▶ **EXERCISE GOAL**
Copy each line in which the string "Anlagevermögen" occurs.

(Items from a data source)
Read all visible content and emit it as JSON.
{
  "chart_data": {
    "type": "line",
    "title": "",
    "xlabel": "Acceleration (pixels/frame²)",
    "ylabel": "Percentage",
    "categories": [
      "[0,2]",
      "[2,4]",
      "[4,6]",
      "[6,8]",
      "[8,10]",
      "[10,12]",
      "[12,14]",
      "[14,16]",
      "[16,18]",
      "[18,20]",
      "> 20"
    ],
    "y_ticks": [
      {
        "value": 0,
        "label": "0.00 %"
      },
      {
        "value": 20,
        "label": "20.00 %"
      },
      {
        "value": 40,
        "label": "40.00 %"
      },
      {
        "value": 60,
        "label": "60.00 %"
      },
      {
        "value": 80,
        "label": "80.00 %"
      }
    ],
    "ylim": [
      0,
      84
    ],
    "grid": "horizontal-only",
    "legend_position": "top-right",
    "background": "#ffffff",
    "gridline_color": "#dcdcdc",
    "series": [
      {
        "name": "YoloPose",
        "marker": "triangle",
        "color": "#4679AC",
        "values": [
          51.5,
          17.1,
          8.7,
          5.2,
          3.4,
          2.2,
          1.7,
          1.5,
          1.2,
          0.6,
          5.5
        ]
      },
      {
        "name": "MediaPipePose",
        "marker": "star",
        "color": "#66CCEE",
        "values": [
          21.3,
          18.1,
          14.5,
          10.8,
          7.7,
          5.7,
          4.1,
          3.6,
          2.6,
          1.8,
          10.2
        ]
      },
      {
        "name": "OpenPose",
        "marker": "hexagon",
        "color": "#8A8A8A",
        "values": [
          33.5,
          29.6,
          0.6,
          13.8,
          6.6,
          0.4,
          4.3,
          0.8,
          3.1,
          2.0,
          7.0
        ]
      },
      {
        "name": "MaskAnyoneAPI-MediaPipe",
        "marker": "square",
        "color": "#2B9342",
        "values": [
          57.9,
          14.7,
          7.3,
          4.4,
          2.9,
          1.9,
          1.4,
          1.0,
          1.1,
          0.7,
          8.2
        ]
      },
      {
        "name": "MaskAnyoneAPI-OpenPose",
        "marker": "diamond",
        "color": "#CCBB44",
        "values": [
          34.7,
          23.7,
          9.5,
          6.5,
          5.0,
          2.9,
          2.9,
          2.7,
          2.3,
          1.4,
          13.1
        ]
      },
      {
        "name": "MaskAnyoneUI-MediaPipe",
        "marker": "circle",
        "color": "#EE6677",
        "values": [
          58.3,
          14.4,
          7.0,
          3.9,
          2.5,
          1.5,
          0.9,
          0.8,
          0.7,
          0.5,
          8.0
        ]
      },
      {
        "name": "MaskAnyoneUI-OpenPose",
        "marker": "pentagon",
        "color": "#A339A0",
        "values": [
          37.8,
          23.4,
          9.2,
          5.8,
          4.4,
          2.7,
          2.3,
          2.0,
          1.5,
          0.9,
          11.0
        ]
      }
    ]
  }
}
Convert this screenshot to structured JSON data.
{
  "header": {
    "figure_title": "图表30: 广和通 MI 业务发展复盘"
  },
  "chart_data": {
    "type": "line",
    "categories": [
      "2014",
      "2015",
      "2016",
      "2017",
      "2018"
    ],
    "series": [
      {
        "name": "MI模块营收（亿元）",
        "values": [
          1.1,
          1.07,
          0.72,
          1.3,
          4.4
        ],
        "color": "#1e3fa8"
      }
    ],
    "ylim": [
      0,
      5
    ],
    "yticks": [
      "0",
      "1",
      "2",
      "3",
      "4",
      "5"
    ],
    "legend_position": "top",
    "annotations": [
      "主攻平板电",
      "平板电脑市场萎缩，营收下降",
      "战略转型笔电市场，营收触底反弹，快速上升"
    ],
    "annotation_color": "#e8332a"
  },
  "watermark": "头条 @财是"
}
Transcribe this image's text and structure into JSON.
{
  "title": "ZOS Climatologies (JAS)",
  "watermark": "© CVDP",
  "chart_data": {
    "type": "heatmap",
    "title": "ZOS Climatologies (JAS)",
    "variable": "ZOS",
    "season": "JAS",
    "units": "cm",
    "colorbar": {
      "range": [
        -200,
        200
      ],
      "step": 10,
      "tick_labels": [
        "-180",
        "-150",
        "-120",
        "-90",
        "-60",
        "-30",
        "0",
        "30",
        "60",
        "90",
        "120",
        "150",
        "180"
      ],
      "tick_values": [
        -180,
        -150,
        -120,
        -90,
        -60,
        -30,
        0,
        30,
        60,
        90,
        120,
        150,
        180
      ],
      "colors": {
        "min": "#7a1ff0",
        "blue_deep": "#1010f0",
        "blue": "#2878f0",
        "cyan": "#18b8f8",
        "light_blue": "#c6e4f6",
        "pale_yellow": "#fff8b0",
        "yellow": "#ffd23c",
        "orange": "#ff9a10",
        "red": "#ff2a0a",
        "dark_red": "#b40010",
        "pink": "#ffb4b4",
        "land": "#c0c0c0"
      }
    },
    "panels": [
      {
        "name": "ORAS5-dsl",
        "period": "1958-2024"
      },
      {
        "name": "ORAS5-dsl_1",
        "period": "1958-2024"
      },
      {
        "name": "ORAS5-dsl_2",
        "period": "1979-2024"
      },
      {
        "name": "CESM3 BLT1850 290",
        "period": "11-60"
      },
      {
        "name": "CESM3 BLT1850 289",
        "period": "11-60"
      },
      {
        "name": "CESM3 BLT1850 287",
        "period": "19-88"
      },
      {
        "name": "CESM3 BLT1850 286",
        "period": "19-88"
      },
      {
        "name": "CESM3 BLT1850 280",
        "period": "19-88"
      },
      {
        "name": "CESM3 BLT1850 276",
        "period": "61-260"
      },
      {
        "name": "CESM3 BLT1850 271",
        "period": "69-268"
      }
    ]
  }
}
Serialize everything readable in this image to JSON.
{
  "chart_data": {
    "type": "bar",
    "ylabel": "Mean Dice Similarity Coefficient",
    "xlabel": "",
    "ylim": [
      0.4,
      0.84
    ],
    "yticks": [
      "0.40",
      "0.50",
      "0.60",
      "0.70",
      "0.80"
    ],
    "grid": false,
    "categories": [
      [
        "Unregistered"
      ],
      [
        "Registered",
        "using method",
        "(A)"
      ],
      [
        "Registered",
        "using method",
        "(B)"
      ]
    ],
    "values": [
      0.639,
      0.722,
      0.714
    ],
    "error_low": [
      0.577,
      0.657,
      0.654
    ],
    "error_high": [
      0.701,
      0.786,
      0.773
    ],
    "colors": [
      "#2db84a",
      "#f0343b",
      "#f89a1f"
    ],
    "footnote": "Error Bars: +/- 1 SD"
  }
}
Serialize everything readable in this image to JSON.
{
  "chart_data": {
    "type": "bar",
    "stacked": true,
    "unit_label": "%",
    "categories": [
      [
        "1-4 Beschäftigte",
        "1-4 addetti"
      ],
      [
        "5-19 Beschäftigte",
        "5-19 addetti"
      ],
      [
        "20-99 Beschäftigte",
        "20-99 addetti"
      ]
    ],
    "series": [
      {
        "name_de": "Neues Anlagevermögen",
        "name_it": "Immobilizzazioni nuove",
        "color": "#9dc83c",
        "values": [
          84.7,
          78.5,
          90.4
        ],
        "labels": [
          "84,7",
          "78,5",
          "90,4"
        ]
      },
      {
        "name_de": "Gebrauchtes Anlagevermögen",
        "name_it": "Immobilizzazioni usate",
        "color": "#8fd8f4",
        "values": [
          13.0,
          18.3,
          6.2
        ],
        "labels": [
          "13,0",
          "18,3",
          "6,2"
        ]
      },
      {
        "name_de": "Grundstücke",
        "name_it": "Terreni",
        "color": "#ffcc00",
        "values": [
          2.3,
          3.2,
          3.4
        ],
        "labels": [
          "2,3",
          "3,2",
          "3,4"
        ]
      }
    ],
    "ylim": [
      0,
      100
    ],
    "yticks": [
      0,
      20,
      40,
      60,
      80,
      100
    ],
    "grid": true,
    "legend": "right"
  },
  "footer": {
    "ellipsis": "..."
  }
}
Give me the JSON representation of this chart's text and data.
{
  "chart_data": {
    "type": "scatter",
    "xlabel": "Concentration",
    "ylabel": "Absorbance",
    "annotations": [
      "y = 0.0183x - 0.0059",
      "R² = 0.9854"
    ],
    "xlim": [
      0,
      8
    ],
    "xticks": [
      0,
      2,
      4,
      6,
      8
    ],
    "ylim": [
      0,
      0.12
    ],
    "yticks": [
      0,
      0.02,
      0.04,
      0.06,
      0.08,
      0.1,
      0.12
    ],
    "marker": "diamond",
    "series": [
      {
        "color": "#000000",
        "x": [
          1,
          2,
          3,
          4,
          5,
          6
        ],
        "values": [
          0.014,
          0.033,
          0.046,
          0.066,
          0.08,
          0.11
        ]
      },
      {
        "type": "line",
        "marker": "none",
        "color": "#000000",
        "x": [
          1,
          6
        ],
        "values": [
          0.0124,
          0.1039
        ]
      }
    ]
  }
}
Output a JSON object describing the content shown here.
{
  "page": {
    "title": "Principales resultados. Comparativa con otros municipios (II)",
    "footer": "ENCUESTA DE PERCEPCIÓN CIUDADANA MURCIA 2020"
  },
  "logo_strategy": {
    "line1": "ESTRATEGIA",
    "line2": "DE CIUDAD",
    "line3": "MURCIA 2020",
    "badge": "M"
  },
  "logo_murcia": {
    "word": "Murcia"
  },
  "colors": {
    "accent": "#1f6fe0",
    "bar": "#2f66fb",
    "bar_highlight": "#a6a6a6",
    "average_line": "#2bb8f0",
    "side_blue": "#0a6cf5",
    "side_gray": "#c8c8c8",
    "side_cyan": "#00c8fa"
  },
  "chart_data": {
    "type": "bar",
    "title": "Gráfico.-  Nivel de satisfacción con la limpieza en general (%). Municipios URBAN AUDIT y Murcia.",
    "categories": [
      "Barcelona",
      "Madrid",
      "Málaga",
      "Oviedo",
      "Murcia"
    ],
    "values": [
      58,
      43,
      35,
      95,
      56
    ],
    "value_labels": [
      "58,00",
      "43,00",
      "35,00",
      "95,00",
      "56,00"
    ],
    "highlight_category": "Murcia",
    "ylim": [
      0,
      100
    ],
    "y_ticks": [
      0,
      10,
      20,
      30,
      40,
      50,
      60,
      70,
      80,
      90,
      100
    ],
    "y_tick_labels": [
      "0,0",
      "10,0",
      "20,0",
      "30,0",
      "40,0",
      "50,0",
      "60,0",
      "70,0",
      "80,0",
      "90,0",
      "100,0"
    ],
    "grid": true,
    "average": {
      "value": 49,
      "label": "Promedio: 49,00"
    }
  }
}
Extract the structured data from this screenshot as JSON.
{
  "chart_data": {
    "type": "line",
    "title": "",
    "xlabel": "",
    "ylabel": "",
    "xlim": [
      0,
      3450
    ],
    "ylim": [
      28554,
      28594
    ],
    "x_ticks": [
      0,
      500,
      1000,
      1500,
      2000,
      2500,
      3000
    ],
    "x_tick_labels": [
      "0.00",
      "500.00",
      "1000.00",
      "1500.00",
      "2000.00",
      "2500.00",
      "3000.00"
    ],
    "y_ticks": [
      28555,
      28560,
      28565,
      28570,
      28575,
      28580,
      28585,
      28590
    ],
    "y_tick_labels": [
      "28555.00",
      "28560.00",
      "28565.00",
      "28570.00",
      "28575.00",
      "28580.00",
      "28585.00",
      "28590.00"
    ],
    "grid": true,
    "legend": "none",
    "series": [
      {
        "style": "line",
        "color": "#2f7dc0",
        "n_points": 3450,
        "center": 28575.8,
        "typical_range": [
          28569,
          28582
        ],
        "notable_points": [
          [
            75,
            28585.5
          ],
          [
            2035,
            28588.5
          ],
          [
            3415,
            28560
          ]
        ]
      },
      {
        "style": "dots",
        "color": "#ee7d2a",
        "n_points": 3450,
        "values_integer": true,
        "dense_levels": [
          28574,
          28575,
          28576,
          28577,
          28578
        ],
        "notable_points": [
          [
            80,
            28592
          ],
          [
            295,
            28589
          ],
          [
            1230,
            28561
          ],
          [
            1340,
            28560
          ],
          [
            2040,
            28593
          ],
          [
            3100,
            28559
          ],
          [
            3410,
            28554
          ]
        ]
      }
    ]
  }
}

▶ **RESPONSE**
        "name_de": "Neues Anlagevermögen",
        "name_de": "Gebrauchtes Anlagevermögen",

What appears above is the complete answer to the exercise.